_TASK REQUIREMENTS_.
Where a line below holds the string "system", copy that line.

Dataset items:

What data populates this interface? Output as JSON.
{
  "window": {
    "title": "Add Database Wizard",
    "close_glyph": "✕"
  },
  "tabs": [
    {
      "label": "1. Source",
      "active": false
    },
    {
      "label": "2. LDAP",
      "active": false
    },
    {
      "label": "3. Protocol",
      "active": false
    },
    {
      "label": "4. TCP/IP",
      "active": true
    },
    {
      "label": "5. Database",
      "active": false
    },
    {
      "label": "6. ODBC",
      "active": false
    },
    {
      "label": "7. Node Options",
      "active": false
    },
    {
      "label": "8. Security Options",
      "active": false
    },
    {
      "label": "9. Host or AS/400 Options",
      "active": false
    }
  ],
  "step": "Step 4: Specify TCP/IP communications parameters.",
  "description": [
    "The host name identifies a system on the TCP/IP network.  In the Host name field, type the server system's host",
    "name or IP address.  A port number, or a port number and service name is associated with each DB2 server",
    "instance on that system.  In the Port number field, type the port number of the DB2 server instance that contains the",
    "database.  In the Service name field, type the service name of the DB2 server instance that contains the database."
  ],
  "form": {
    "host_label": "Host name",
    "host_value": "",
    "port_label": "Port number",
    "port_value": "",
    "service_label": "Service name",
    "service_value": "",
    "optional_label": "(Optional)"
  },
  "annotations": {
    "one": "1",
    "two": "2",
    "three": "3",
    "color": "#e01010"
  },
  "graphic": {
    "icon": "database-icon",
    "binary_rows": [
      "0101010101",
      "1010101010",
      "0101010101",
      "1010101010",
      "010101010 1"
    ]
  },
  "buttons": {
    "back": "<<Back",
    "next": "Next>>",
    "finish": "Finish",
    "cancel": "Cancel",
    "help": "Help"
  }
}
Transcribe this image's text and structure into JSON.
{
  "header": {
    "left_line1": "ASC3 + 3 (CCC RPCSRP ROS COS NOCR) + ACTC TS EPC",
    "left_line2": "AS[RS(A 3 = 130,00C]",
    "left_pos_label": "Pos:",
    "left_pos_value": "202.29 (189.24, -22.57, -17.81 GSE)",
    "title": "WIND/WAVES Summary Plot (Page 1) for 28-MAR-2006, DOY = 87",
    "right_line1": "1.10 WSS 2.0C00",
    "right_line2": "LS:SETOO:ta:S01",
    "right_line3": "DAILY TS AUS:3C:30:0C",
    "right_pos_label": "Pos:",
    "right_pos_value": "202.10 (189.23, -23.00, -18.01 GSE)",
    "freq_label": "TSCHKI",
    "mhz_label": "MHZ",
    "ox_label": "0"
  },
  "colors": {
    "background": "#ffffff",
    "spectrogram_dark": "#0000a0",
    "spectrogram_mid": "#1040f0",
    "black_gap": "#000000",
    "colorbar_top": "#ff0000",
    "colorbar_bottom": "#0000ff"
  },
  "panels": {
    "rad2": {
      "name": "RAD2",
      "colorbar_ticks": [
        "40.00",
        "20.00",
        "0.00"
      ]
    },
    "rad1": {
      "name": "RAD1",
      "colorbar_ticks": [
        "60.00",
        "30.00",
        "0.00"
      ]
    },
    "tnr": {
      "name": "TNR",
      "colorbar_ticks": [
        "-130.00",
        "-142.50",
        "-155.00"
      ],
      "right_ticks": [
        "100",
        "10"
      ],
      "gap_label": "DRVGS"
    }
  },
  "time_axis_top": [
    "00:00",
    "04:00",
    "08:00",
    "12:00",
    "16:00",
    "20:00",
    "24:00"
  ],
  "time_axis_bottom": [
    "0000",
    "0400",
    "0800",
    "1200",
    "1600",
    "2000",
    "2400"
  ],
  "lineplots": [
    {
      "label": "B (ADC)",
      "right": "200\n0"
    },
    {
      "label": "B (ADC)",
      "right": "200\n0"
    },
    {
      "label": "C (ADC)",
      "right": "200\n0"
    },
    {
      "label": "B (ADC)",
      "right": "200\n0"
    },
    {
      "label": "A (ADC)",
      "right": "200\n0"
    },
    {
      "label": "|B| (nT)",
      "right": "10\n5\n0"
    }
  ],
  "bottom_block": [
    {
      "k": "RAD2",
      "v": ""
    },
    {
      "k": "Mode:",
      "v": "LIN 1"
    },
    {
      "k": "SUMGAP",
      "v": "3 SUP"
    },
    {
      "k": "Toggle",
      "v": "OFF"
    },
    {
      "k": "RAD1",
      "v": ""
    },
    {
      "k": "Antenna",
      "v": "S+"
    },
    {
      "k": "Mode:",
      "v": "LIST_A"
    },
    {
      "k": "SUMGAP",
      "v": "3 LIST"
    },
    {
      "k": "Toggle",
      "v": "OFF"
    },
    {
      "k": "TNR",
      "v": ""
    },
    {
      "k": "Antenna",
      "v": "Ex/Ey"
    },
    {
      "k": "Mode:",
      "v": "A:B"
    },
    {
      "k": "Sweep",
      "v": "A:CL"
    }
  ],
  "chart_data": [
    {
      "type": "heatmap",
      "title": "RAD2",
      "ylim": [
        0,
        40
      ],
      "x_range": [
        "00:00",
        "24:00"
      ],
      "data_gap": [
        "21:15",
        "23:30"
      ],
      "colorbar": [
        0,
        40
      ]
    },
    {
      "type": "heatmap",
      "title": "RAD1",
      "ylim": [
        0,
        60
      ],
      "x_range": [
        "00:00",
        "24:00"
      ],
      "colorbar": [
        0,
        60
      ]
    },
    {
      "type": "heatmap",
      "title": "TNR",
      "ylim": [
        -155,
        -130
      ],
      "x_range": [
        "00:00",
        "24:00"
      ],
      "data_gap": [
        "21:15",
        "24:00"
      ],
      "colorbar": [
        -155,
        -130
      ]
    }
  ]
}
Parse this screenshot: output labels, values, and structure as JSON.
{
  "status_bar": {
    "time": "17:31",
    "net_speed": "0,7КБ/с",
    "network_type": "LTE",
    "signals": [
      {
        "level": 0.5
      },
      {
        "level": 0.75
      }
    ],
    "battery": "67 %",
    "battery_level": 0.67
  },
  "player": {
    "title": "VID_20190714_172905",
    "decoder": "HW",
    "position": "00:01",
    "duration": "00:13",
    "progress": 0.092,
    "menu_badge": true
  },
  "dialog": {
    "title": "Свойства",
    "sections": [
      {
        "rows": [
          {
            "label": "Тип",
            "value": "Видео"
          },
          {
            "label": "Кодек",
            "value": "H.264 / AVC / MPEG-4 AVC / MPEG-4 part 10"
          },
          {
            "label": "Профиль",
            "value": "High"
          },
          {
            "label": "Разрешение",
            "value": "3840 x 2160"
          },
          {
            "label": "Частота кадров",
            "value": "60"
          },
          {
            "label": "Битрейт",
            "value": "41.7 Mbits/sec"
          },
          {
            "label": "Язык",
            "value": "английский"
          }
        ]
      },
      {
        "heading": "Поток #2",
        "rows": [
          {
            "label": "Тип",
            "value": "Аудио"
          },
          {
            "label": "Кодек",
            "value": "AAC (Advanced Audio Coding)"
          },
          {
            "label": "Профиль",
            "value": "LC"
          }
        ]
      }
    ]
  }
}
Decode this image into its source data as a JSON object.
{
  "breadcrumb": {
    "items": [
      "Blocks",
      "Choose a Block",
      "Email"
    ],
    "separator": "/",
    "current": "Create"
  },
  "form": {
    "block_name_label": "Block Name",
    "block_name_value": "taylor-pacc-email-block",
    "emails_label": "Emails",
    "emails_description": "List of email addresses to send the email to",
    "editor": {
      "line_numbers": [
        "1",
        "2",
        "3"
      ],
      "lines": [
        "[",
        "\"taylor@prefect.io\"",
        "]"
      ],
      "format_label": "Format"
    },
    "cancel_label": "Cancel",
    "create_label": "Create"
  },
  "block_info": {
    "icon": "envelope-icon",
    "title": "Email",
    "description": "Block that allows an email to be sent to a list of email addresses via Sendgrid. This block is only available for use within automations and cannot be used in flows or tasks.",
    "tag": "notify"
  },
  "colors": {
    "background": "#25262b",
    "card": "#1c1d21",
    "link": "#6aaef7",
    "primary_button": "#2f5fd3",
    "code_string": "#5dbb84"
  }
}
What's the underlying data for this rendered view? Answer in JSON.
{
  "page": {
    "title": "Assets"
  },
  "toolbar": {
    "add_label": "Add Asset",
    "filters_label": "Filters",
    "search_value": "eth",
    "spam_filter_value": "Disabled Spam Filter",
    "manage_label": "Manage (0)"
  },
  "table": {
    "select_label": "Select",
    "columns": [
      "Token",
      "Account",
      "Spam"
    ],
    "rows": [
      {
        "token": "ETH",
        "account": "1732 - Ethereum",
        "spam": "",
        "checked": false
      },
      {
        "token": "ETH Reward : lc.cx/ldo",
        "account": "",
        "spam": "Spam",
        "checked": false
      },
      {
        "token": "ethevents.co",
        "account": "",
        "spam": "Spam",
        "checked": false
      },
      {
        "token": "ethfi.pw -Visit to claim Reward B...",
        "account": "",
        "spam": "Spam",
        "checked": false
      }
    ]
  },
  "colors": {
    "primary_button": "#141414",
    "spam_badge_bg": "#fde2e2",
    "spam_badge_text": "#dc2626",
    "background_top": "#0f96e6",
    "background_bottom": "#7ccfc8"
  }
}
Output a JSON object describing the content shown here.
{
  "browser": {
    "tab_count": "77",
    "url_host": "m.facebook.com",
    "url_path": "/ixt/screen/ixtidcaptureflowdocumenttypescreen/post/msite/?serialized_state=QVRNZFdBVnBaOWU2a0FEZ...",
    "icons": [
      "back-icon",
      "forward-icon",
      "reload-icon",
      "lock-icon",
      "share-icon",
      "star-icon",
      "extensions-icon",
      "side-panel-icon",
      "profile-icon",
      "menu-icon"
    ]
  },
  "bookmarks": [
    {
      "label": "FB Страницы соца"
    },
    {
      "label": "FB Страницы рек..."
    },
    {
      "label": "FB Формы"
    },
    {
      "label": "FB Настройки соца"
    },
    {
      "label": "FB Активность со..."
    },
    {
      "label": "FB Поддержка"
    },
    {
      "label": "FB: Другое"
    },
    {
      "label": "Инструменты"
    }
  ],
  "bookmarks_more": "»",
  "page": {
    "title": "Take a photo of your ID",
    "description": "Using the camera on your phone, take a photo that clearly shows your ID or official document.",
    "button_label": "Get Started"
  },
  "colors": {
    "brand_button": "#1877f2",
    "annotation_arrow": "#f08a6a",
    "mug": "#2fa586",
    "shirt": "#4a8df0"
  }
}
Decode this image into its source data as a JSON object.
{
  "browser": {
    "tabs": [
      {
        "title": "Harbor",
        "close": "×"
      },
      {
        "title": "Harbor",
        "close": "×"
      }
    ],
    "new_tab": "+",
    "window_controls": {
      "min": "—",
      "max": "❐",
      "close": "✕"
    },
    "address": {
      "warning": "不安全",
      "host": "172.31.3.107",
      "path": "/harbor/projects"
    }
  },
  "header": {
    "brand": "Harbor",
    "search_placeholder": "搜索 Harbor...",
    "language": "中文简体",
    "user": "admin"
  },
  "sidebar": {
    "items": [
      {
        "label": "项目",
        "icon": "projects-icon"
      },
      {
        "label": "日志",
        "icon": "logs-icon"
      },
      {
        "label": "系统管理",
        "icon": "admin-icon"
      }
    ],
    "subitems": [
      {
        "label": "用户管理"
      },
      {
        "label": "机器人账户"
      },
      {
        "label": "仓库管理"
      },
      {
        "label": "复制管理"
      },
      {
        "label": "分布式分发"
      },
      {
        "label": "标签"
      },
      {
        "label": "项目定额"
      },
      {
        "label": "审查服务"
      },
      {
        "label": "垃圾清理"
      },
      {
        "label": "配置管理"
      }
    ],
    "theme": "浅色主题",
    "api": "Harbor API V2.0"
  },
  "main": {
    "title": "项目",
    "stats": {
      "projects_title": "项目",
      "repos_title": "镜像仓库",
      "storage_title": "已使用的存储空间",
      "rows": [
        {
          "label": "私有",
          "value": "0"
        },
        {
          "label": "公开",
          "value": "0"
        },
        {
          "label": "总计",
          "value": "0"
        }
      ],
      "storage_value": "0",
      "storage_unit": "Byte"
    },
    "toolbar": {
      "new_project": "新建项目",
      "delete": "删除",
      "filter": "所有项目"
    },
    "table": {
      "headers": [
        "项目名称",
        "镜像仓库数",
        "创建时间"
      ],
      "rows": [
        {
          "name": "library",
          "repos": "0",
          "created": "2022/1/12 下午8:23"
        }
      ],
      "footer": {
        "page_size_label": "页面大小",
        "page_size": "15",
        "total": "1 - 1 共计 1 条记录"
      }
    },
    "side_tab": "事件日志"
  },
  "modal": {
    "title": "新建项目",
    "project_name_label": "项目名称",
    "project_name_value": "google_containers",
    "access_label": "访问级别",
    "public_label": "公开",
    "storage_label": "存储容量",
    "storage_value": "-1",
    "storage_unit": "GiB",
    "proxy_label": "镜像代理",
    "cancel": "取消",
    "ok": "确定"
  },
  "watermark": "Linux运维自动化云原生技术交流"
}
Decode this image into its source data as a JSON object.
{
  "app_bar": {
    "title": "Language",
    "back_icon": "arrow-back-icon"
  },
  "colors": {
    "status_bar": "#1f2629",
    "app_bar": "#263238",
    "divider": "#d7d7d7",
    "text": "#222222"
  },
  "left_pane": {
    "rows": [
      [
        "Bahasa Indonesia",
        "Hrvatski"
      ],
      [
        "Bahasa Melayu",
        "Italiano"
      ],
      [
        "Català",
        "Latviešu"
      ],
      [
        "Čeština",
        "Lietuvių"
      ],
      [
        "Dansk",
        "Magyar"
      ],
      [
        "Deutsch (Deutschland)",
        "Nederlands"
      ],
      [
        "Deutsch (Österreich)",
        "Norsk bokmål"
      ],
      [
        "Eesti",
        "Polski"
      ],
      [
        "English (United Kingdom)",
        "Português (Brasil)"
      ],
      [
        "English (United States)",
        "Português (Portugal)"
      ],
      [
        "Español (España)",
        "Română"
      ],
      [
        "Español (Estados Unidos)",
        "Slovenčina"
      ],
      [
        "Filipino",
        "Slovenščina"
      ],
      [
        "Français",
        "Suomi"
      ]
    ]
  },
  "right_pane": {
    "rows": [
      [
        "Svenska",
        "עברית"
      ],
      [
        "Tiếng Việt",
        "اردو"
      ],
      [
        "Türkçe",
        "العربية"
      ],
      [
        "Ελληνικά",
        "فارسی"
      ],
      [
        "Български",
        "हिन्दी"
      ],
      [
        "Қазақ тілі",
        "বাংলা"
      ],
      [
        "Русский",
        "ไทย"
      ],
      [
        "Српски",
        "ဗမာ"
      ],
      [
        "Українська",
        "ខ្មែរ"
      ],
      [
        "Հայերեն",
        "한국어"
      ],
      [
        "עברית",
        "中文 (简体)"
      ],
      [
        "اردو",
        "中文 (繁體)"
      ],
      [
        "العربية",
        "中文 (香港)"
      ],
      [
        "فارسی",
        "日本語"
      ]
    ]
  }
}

_OUTPUT OF THE TASK_.
    "The host name identifies a system on the TCP/IP network.  In the Host name field, type the server system's host",
    "instance on that system.  In the Port number field, type the port number of the DB2 server instance that contains the",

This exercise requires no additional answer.